§ What to work on
Search the listing for "this" and copy every line where it appears.

§ Information given
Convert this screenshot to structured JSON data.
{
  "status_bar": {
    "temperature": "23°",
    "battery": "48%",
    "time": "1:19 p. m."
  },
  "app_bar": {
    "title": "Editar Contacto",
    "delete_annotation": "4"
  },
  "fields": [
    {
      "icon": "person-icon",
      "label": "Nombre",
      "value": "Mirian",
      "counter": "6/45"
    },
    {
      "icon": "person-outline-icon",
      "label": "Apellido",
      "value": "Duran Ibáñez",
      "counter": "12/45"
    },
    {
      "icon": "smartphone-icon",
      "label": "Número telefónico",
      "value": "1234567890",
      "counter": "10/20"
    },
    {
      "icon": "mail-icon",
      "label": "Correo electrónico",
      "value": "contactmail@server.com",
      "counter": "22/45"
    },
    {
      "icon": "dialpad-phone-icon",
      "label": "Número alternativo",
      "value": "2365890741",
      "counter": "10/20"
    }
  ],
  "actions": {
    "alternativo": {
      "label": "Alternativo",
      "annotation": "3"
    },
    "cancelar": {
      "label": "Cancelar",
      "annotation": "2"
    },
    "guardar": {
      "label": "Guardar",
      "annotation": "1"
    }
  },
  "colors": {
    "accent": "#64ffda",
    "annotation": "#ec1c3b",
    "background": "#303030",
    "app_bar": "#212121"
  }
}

---

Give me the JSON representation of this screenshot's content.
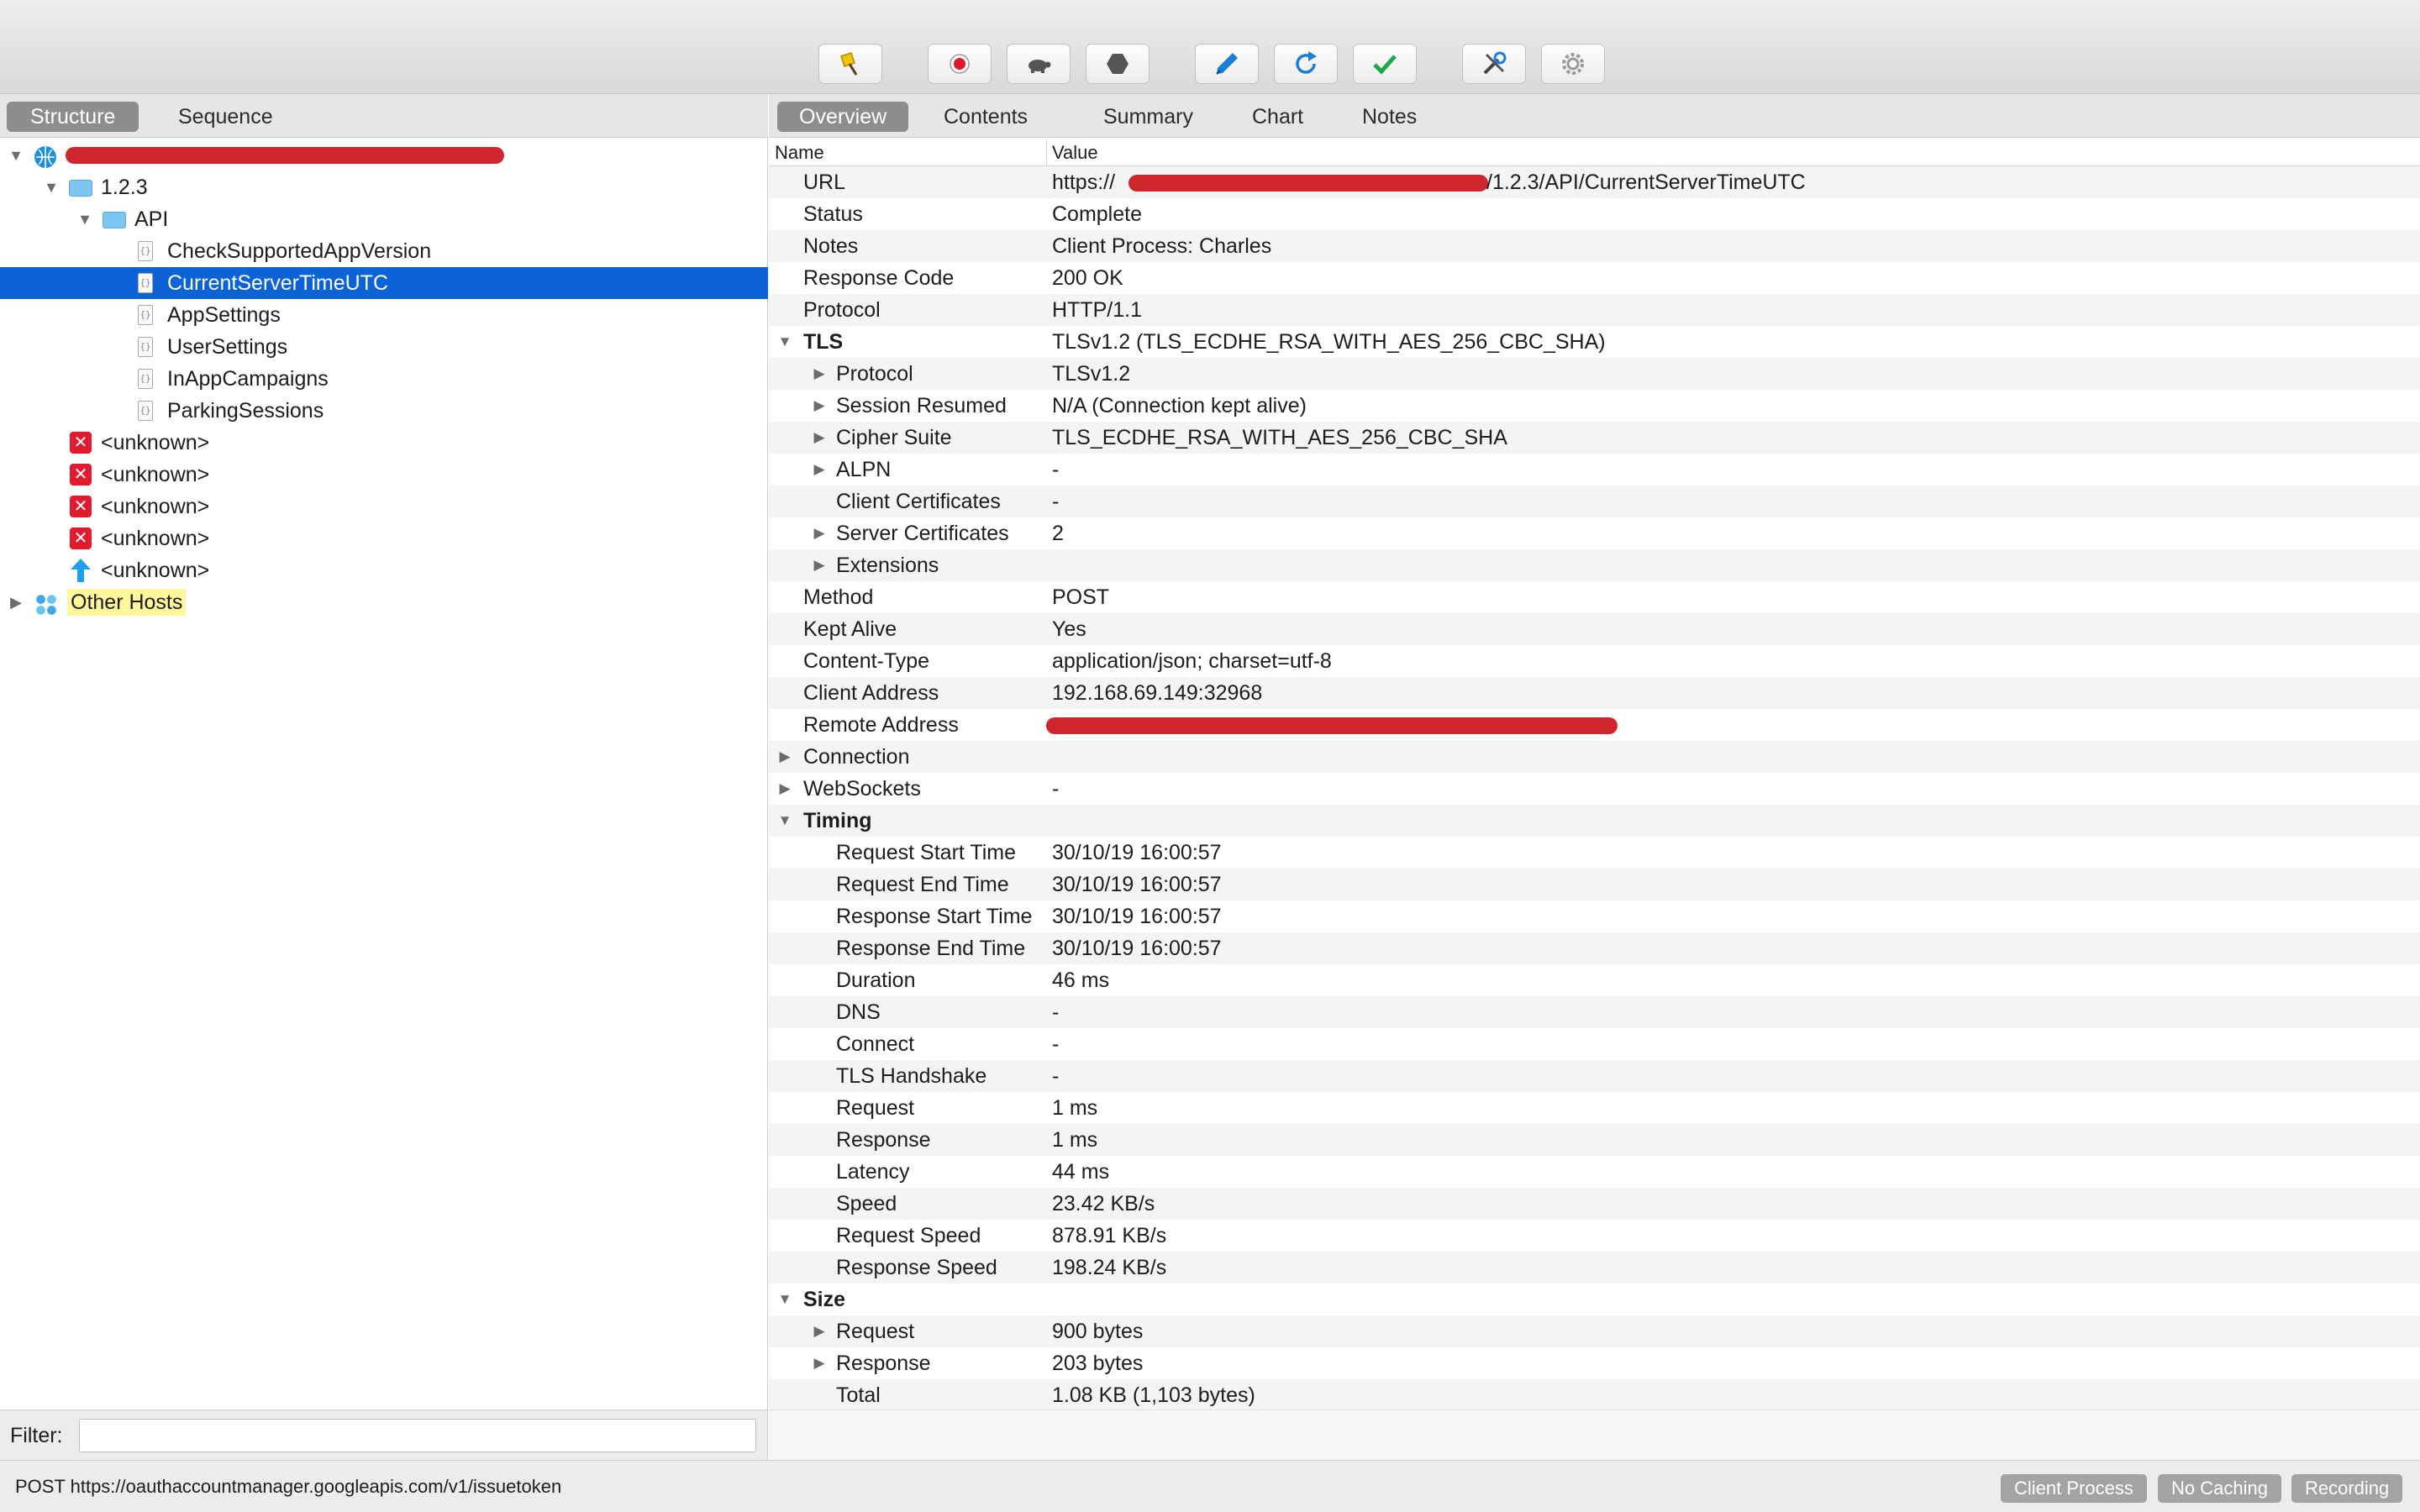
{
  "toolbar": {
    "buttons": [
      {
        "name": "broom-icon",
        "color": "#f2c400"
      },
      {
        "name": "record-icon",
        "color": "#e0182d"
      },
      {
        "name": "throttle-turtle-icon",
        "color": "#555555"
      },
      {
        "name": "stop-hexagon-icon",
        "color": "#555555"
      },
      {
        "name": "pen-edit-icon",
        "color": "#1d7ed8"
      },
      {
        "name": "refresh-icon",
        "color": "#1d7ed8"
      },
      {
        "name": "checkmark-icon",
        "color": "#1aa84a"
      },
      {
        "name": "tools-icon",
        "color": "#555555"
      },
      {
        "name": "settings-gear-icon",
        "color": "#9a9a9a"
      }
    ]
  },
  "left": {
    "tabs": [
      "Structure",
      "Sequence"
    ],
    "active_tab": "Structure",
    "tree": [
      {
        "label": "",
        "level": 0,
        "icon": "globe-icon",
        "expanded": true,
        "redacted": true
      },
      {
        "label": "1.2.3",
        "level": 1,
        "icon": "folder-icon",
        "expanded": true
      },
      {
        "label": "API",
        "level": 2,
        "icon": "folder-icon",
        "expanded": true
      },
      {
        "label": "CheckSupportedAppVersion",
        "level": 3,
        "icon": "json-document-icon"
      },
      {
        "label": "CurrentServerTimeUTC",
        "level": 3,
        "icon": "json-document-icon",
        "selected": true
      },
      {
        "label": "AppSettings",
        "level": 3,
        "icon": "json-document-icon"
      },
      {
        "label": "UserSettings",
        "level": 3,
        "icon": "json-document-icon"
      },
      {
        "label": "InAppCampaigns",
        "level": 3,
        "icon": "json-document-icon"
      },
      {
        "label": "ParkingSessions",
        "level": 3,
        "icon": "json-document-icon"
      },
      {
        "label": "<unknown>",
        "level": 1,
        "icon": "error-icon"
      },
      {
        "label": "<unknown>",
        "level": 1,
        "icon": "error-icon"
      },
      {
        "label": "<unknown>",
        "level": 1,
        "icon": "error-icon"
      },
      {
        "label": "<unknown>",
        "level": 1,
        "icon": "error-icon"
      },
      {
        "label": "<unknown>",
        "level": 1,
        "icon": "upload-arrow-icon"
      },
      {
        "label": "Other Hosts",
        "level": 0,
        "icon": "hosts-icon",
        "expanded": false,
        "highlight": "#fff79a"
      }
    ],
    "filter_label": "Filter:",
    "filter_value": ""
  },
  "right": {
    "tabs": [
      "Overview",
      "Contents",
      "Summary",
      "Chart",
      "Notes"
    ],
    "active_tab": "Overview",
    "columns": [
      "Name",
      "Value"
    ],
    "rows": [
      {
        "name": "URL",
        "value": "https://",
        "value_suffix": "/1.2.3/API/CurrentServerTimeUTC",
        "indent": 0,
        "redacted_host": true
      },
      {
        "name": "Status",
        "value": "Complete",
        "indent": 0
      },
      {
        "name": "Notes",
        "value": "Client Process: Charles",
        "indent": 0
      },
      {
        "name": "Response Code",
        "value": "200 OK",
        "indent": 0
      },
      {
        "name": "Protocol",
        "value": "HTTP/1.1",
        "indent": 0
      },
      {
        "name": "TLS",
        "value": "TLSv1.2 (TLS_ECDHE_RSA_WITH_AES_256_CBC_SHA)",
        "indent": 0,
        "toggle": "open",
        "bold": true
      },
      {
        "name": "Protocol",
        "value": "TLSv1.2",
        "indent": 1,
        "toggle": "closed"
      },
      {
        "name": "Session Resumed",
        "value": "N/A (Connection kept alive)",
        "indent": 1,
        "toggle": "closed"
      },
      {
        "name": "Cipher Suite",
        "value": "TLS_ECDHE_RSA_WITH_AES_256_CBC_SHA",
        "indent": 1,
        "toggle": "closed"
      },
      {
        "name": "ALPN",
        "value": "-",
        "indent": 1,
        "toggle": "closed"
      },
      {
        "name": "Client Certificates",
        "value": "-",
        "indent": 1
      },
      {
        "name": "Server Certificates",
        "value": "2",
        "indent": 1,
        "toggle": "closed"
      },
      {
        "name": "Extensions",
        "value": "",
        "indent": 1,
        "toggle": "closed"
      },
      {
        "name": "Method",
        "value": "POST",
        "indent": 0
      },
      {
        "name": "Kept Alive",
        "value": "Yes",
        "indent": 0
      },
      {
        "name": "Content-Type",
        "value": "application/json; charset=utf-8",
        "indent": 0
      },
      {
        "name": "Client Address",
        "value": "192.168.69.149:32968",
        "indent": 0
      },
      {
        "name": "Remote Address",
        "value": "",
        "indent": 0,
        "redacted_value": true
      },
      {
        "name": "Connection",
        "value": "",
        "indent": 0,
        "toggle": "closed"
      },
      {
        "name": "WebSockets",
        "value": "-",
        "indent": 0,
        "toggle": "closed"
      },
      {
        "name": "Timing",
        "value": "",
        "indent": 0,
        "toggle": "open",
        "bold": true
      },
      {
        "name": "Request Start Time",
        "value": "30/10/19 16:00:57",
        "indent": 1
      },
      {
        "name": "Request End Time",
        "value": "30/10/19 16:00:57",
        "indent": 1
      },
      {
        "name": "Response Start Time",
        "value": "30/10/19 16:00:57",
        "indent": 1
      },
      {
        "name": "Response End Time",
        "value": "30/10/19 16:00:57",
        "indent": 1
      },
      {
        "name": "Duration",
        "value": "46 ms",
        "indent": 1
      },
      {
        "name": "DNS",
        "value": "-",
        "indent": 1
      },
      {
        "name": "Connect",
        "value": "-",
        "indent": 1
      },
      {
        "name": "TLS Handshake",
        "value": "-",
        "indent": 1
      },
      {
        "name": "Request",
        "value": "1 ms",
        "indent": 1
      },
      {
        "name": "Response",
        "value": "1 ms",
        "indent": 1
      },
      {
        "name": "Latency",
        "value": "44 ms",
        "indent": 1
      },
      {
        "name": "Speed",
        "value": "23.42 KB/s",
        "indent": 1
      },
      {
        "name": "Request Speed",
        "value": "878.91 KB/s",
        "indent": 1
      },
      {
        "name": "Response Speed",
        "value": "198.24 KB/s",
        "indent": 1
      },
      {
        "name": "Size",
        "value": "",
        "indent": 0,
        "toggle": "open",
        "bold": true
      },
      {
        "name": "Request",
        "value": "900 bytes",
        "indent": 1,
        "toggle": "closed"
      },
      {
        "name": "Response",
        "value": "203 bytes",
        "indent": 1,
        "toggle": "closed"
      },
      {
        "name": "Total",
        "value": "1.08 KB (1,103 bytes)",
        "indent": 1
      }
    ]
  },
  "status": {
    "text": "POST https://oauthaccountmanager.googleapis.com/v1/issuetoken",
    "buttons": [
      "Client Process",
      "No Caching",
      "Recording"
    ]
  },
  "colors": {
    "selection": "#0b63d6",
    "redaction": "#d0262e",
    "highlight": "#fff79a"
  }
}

§ Exercise response
Convert this screenshot to structured JSON data.
Give me the JSON representation of this screenshot's content.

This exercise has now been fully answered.